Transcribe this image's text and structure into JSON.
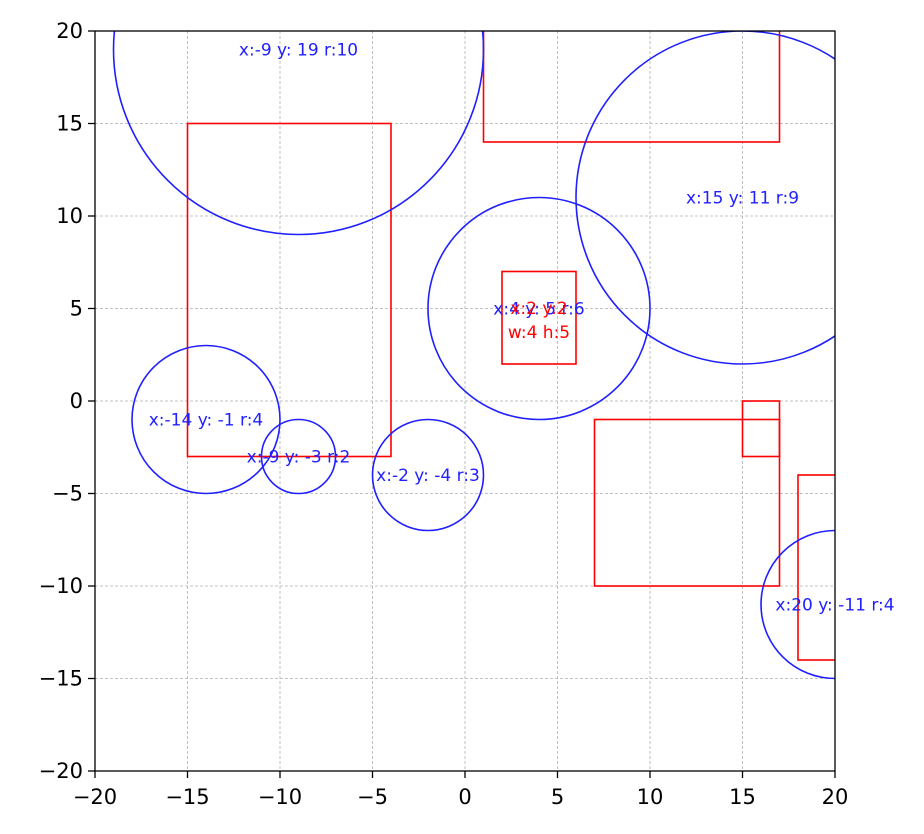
{
  "chart_data": {
    "type": "scatter",
    "title": "",
    "xlabel": "",
    "ylabel": "",
    "xlim": [
      -20,
      20
    ],
    "ylim": [
      -20,
      20
    ],
    "grid": true,
    "xticks": [
      -20,
      -15,
      -10,
      -5,
      0,
      5,
      10,
      15,
      20
    ],
    "yticks": [
      -20,
      -15,
      -10,
      -5,
      0,
      5,
      10,
      15,
      20
    ],
    "circle_color": "#1f1fff",
    "rect_color": "#ff0000",
    "circles": [
      {
        "x": -9,
        "y": 19,
        "r": 10,
        "label": "x:-9 y: 19 r:10"
      },
      {
        "x": 15,
        "y": 11,
        "r": 9,
        "label": "x:15 y: 11 r:9"
      },
      {
        "x": 4,
        "y": 5,
        "r": 6,
        "label": "x:4 y: 5 r:6"
      },
      {
        "x": -14,
        "y": -1,
        "r": 4,
        "label": "x:-14 y: -1 r:4"
      },
      {
        "x": -9,
        "y": -3,
        "r": 2,
        "label": "x:-9 y: -3 r:2"
      },
      {
        "x": -2,
        "y": -4,
        "r": 3,
        "label": "x:-2 y: -4 r:3"
      },
      {
        "x": 20,
        "y": -11,
        "r": 4,
        "label": "x:20 y: -11 r:4"
      }
    ],
    "rectangles": [
      {
        "x": -15,
        "y": -3,
        "w": 11,
        "h": 18
      },
      {
        "x": 1,
        "y": 14,
        "w": 16,
        "h": 7
      },
      {
        "x": 2,
        "y": 2,
        "w": 4,
        "h": 5,
        "label_lines": [
          "x:2 y:2",
          "w:4 h:5"
        ]
      },
      {
        "x": 7,
        "y": -10,
        "w": 10,
        "h": 9
      },
      {
        "x": 15,
        "y": -3,
        "w": 2,
        "h": 3
      },
      {
        "x": 18,
        "y": -14,
        "w": 4,
        "h": 10
      }
    ]
  }
}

■ ■ ■ ■

= INSTRUCTIONS FOR THE TASK =
Retype all the records shown above, character for character. Omit every picture.

= OUTPUT =
Transcribe this image's text and structure into JSON.
{
  "chart_data": {
    "type": "scatter",
    "title": "",
    "xlabel": "",
    "ylabel": "",
    "xlim": [
      -20,
      20
    ],
    "ylim": [
      -20,
      20
    ],
    "grid": true,
    "xticks": [
      -20,
      -15,
      -10,
      -5,
      0,
      5,
      10,
      15,
      20
    ],
    "yticks": [
      -20,
      -15,
      -10,
      -5,
      0,
      5,
      10,
      15,
      20
    ],
    "circle_color": "#1f1fff",
    "rect_color": "#ff0000",
    "circles": [
      {
        "x": -9,
        "y": 19,
        "r": 10,
        "label": "x:-9 y: 19 r:10"
      },
      {
        "x": 15,
        "y": 11,
        "r": 9,
        "label": "x:15 y: 11 r:9"
      },
      {
        "x": 4,
        "y": 5,
        "r": 6,
        "label": "x:4 y: 5 r:6"
      },
      {
        "x": -14,
        "y": -1,
        "r": 4,
        "label": "x:-14 y: -1 r:4"
      },
      {
        "x": -9,
        "y": -3,
        "r": 2,
        "label": "x:-9 y: -3 r:2"
      },
      {
        "x": -2,
        "y": -4,
        "r": 3,
        "label": "x:-2 y: -4 r:3"
      },
      {
        "x": 20,
        "y": -11,
        "r": 4,
        "label": "x:20 y: -11 r:4"
      }
    ],
    "rectangles": [
      {
        "x": -15,
        "y": -3,
        "w": 11,
        "h": 18
      },
      {
        "x": 1,
        "y": 14,
        "w": 16,
        "h": 7
      },
      {
        "x": 2,
        "y": 2,
        "w": 4,
        "h": 5,
        "label_lines": [
          "x:2 y:2",
          "w:4 h:5"
        ]
      },
      {
        "x": 7,
        "y": -10,
        "w": 10,
        "h": 9
      },
      {
        "x": 15,
        "y": -3,
        "w": 2,
        "h": 3
      },
      {
        "x": 18,
        "y": -14,
        "w": 4,
        "h": 10
      }
    ]
  }
}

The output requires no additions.